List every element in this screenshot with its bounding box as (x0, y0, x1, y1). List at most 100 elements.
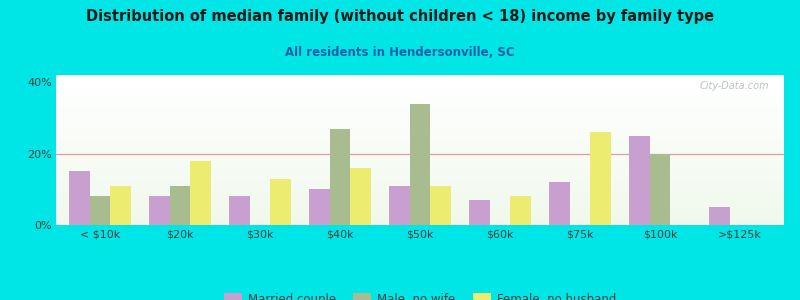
Bar (56, 80, 784, 81)
Bar (56, 142, 784, 144)
Bar (56, 92, 784, 93)
Bar (56, 204, 784, 206)
Bar (56, 98, 784, 99)
Bar (56, 207, 784, 208)
Bar (170, 186, 190, 225)
Bar (56, 144, 784, 146)
Bar (56, 128, 784, 129)
Bar (56, 132, 784, 134)
Text: City-Data.com: City-Data.com (700, 81, 770, 91)
Bar (56, 135, 784, 136)
Bar (56, 188, 784, 189)
Bar (56, 169, 784, 171)
Bar (350, 168, 371, 225)
Bar (56, 176, 784, 177)
Bar (56, 219, 784, 220)
Bar (56, 124, 784, 126)
Bar (56, 93, 784, 94)
Bar (56, 112, 784, 114)
Bar (56, 159, 784, 160)
Bar (56, 160, 784, 162)
Bar (56, 190, 784, 192)
Bar (56, 210, 784, 212)
Bar (56, 81, 784, 82)
Text: Distribution of median family (without children < 18) income by family type: Distribution of median family (without c… (86, 9, 714, 24)
Bar (56, 182, 784, 183)
Bar (56, 122, 784, 123)
Bar (56, 102, 784, 104)
Bar (56, 165, 784, 166)
Bar (56, 164, 784, 165)
Bar (56, 87, 784, 88)
Bar (56, 192, 784, 194)
Bar (469, 200, 490, 225)
Bar (56, 117, 784, 118)
Bar (56, 206, 784, 207)
Bar (709, 207, 730, 225)
Bar (56, 130, 784, 132)
Bar (56, 216, 784, 218)
Bar (56, 152, 784, 153)
Bar (56, 116, 784, 117)
Bar (110, 186, 131, 225)
Bar (56, 88, 784, 90)
Bar (56, 186, 784, 188)
Bar (56, 158, 784, 159)
Bar (56, 162, 784, 164)
Text: All residents in Hendersonville, SC: All residents in Hendersonville, SC (285, 46, 515, 59)
Bar (56, 96, 784, 98)
Bar (69, 171, 90, 225)
Bar (330, 129, 350, 225)
Bar (56, 174, 784, 176)
Bar (389, 186, 410, 225)
Bar (56, 150, 784, 152)
Bar (650, 154, 670, 225)
Bar (56, 106, 784, 108)
Bar (309, 189, 330, 225)
Bar (56, 202, 784, 204)
Bar (56, 224, 784, 225)
Bar (56, 222, 784, 224)
Bar (56, 156, 784, 158)
Bar (56, 171, 784, 172)
Bar (56, 94, 784, 96)
Bar (56, 198, 784, 200)
Bar (56, 105, 784, 106)
Bar (56, 189, 784, 190)
Bar (56, 78, 784, 80)
Bar (56, 167, 784, 168)
Bar (56, 110, 784, 111)
Bar (56, 212, 784, 213)
Bar (56, 114, 784, 116)
Bar (510, 196, 531, 225)
Bar (56, 99, 784, 100)
Bar (56, 103, 784, 105)
Bar (56, 141, 784, 142)
Bar (190, 161, 211, 225)
Bar (56, 177, 784, 178)
Bar (56, 213, 784, 214)
Bar (410, 103, 430, 225)
Bar (56, 108, 784, 110)
Bar (56, 214, 784, 216)
Bar (56, 118, 784, 120)
Bar (430, 186, 451, 225)
Bar (56, 220, 784, 222)
Bar (549, 182, 570, 225)
Bar (270, 178, 291, 225)
Bar (56, 140, 784, 141)
Bar (56, 201, 784, 202)
Bar (56, 82, 784, 84)
Bar (56, 200, 784, 201)
Bar (56, 184, 784, 186)
Bar (56, 111, 784, 112)
Bar (56, 138, 784, 140)
Bar (56, 208, 784, 210)
Bar (56, 134, 784, 135)
Bar (56, 120, 784, 122)
Bar (56, 147, 784, 148)
Bar (56, 129, 784, 130)
Bar (56, 146, 784, 147)
Bar (56, 178, 784, 180)
Legend: Married couple, Male, no wife, Female, no husband: Married couple, Male, no wife, Female, n… (219, 288, 621, 300)
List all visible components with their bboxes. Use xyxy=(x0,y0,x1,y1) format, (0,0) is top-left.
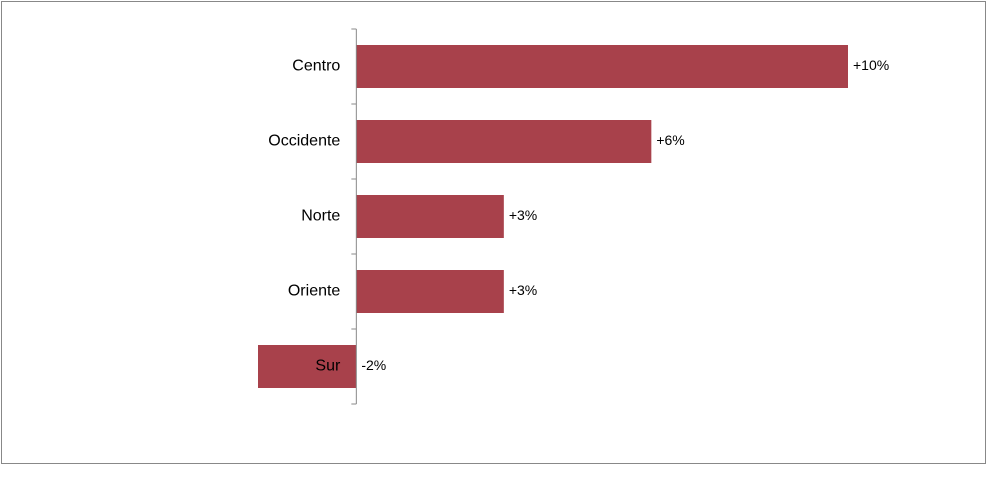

» EXERCISE REQUIREMENTS
Retype all of the items above line for line, without any change, and leave the pictures out.

» COMPLETE ANSWER
List every element in this screenshot with its bounding box as (x0, y0, x1, y1). List at most 100 elements.
Bar (56, 80, 784, 81)
Bar (56, 142, 784, 144)
Bar (56, 92, 784, 93)
Bar (56, 204, 784, 206)
Bar (56, 98, 784, 99)
Bar (56, 207, 784, 208)
Bar (170, 186, 190, 225)
Bar (56, 144, 784, 146)
Bar (56, 128, 784, 129)
Bar (56, 132, 784, 134)
Text: City-Data.com: City-Data.com (700, 81, 770, 91)
Bar (56, 135, 784, 136)
Bar (56, 188, 784, 189)
Bar (56, 169, 784, 171)
Bar (350, 168, 371, 225)
Bar (56, 176, 784, 177)
Bar (56, 219, 784, 220)
Bar (56, 124, 784, 126)
Bar (56, 93, 784, 94)
Bar (56, 112, 784, 114)
Bar (56, 159, 784, 160)
Bar (56, 160, 784, 162)
Bar (56, 190, 784, 192)
Bar (56, 210, 784, 212)
Bar (56, 81, 784, 82)
Text: Distribution of median family (without children < 18) income by family type: Distribution of median family (without c… (86, 9, 714, 24)
Bar (56, 182, 784, 183)
Bar (56, 122, 784, 123)
Bar (56, 102, 784, 104)
Bar (56, 165, 784, 166)
Bar (56, 164, 784, 165)
Bar (56, 87, 784, 88)
Bar (56, 192, 784, 194)
Bar (469, 200, 490, 225)
Bar (56, 117, 784, 118)
Bar (56, 206, 784, 207)
Bar (709, 207, 730, 225)
Bar (56, 130, 784, 132)
Bar (56, 216, 784, 218)
Bar (56, 152, 784, 153)
Bar (56, 116, 784, 117)
Bar (110, 186, 131, 225)
Bar (56, 88, 784, 90)
Bar (56, 186, 784, 188)
Bar (56, 158, 784, 159)
Bar (56, 162, 784, 164)
Text: All residents in Hendersonville, SC: All residents in Hendersonville, SC (285, 46, 515, 59)
Bar (56, 96, 784, 98)
Bar (69, 171, 90, 225)
Bar (330, 129, 350, 225)
Bar (56, 174, 784, 176)
Bar (389, 186, 410, 225)
Bar (56, 150, 784, 152)
Bar (650, 154, 670, 225)
Bar (56, 106, 784, 108)
Bar (309, 189, 330, 225)
Bar (56, 202, 784, 204)
Bar (56, 224, 784, 225)
Bar (56, 222, 784, 224)
Bar (56, 156, 784, 158)
Bar (56, 171, 784, 172)
Bar (56, 94, 784, 96)
Bar (56, 198, 784, 200)
Bar (56, 105, 784, 106)
Bar (56, 189, 784, 190)
Bar (56, 78, 784, 80)
Bar (56, 167, 784, 168)
Bar (56, 110, 784, 111)
Bar (56, 212, 784, 213)
Bar (56, 114, 784, 116)
Bar (510, 196, 531, 225)
Bar (56, 99, 784, 100)
Bar (56, 103, 784, 105)
Bar (56, 141, 784, 142)
Bar (190, 161, 211, 225)
Bar (56, 177, 784, 178)
Bar (56, 213, 784, 214)
Bar (410, 103, 430, 225)
Bar (56, 108, 784, 110)
Bar (56, 214, 784, 216)
Bar (56, 118, 784, 120)
Bar (430, 186, 451, 225)
Bar (56, 220, 784, 222)
Bar (549, 182, 570, 225)
Bar (270, 178, 291, 225)
Bar (56, 140, 784, 141)
Bar (56, 201, 784, 202)
Bar (56, 82, 784, 84)
Bar (56, 200, 784, 201)
Bar (56, 184, 784, 186)
Bar (56, 111, 784, 112)
Bar (56, 138, 784, 140)
Bar (56, 208, 784, 210)
Bar (56, 134, 784, 135)
Bar (56, 120, 784, 122)
Bar (56, 147, 784, 148)
Bar (56, 129, 784, 130)
Bar (56, 146, 784, 147)
Bar (56, 178, 784, 180)
Legend: Married couple, Male, no wife, Female, no husband: Married couple, Male, no wife, Female, n… (219, 288, 621, 300)
List all visible components with their bboxes. Use xyxy=(x0,y0,x1,y1) format, (0,0) is top-left.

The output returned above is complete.